→ **DATASET EXCERPTS**:
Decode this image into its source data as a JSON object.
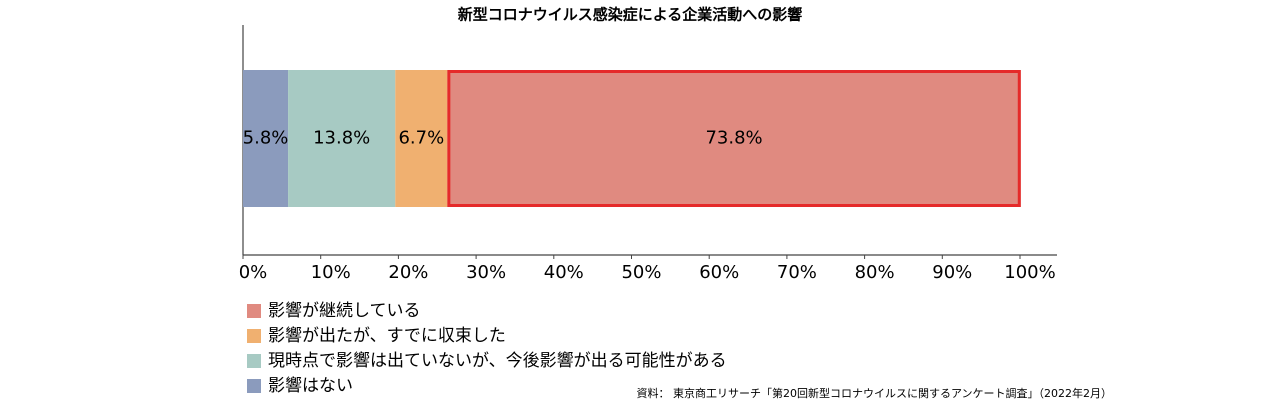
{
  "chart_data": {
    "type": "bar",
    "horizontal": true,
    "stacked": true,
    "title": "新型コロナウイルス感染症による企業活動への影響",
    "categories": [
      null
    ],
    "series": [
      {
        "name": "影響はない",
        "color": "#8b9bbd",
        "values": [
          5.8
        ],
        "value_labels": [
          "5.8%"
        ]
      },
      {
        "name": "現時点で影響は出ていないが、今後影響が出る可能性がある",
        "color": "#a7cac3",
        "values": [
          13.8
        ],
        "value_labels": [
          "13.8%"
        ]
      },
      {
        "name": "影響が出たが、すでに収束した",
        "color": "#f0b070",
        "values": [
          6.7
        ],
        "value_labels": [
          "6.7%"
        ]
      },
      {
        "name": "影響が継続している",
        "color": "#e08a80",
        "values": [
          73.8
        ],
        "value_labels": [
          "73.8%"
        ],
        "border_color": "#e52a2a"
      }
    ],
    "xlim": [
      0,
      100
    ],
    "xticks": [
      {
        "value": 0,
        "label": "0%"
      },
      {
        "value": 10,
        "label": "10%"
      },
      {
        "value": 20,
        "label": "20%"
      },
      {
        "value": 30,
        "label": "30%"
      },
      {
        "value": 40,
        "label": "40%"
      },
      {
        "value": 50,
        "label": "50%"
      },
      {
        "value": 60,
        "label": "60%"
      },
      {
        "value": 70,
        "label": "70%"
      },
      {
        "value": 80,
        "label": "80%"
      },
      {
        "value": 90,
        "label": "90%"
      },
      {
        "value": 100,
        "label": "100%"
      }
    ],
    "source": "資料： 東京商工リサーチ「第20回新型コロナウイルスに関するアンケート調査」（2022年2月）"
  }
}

--

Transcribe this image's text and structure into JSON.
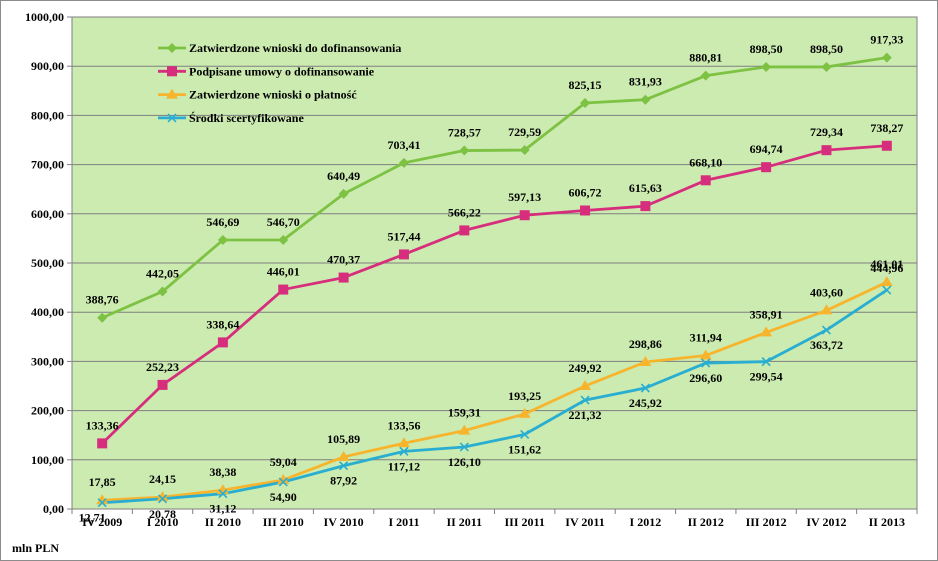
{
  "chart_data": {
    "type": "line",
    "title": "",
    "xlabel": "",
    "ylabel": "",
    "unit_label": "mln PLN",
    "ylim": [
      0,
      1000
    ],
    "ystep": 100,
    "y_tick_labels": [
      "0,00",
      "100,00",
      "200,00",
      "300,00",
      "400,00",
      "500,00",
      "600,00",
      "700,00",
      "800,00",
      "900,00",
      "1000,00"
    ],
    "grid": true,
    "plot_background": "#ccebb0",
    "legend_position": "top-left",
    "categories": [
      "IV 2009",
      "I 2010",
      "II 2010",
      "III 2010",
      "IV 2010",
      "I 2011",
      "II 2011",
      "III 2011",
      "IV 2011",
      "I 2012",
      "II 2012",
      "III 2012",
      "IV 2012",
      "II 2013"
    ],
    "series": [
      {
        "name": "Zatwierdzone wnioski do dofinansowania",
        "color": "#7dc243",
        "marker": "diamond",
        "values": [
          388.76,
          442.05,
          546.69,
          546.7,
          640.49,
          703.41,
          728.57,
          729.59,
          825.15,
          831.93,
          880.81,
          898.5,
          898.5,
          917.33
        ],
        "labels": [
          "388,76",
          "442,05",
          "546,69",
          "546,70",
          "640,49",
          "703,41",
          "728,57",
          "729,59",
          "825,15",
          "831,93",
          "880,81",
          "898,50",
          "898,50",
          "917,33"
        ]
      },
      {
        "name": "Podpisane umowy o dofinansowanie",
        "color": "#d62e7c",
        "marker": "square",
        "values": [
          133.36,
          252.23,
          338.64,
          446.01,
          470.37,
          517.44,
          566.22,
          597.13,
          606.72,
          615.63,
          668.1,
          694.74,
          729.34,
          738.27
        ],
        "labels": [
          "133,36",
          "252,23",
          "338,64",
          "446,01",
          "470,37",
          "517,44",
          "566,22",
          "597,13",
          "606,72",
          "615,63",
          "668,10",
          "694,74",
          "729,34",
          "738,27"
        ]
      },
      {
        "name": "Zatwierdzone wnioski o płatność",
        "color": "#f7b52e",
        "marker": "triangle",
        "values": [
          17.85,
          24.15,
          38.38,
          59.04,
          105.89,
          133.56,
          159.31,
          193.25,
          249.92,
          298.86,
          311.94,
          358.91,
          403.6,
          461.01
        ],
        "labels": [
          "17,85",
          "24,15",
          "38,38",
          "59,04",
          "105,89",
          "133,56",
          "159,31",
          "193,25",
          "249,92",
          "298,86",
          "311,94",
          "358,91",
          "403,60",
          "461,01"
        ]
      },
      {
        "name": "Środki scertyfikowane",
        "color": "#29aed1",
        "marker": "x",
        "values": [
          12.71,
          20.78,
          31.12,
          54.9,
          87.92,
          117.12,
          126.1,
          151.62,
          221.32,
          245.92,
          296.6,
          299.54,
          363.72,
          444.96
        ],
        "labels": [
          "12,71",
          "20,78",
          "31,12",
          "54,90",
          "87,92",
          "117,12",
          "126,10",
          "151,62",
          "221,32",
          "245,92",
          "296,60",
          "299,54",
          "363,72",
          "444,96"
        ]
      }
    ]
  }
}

→ **TASK INSTRUCTIONS**:
Copy out the lines that hold "Zatwierdzone".

→ **CORRECT OUTPUT**:
        "name": "Zatwierdzone wnioski do dofinansowania",
        "name": "Zatwierdzone wnioski o płatność",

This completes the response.